What is needed: Transcribe all records exactly.

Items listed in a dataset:

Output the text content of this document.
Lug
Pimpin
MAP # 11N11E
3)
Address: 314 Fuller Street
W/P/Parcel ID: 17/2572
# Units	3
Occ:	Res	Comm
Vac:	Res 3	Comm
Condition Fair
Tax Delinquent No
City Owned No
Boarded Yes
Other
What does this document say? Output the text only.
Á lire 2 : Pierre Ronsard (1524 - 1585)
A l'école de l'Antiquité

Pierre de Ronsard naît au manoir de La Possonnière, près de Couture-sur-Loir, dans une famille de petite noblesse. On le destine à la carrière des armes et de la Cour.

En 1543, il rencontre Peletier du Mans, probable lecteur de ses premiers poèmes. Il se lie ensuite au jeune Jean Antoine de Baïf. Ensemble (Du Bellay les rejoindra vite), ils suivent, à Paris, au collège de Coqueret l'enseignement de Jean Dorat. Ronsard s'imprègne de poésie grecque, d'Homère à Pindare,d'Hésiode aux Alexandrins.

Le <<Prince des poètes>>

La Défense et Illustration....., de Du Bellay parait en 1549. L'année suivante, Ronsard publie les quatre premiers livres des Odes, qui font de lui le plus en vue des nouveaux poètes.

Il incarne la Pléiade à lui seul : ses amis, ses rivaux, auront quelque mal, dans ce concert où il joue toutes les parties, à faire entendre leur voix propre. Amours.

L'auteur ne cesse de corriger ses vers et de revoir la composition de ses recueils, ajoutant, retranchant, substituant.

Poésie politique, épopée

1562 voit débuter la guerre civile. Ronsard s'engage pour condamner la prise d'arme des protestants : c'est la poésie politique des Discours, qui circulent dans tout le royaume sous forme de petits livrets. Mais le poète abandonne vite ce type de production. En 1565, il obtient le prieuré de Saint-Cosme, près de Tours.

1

Complete output:
Output the text content of this document.
Lug
Pimpin
MAP # 11N11E
3)
Address: 314 Fuller Street
W/P/Parcel ID: 17/2572
# Units	3
Occ:	Res	Comm
Vac:	Res 3	Comm
Condition Fair
Tax Delinquent No
City Owned No
Boarded Yes
Other
What does this document say? Output the text only.
Á lire 2 : Pierre Ronsard (1524 - 1585)
A l'école de l'Antiquité

Pierre de Ronsard naît au manoir de La Possonnière, près de Couture-sur-Loir, dans une famille de petite noblesse. On le destine à la carrière des armes et de la Cour.

En 1543, il rencontre Peletier du Mans, probable lecteur de ses premiers poèmes. Il se lie ensuite au jeune Jean Antoine de Baïf. Ensemble (Du Bellay les rejoindra vite), ils suivent, à Paris, au collège de Coqueret l'enseignement de Jean Dorat. Ronsard s'imprègne de poésie grecque, d'Homère à Pindare,d'Hésiode aux Alexandrins.

Le <<Prince des poètes>>

La Défense et Illustration....., de Du Bellay parait en 1549. L'année suivante, Ronsard publie les quatre premiers livres des Odes, qui font de lui le plus en vue des nouveaux poètes.

Il incarne la Pléiade à lui seul : ses amis, ses rivaux, auront quelque mal, dans ce concert où il joue toutes les parties, à faire entendre leur voix propre. Amours.

L'auteur ne cesse de corriger ses vers et de revoir la composition de ses recueils, ajoutant, retranchant, substituant.

Poésie politique, épopée

1562 voit débuter la guerre civile. Ronsard s'engage pour condamner la prise d'arme des protestants : c'est la poésie politique des Discours, qui circulent dans tout le royaume sous forme de petits livrets. Mais le poète abandonne vite ce type de production. En 1565, il obtient le prieuré de Saint-Cosme, près de Tours.

1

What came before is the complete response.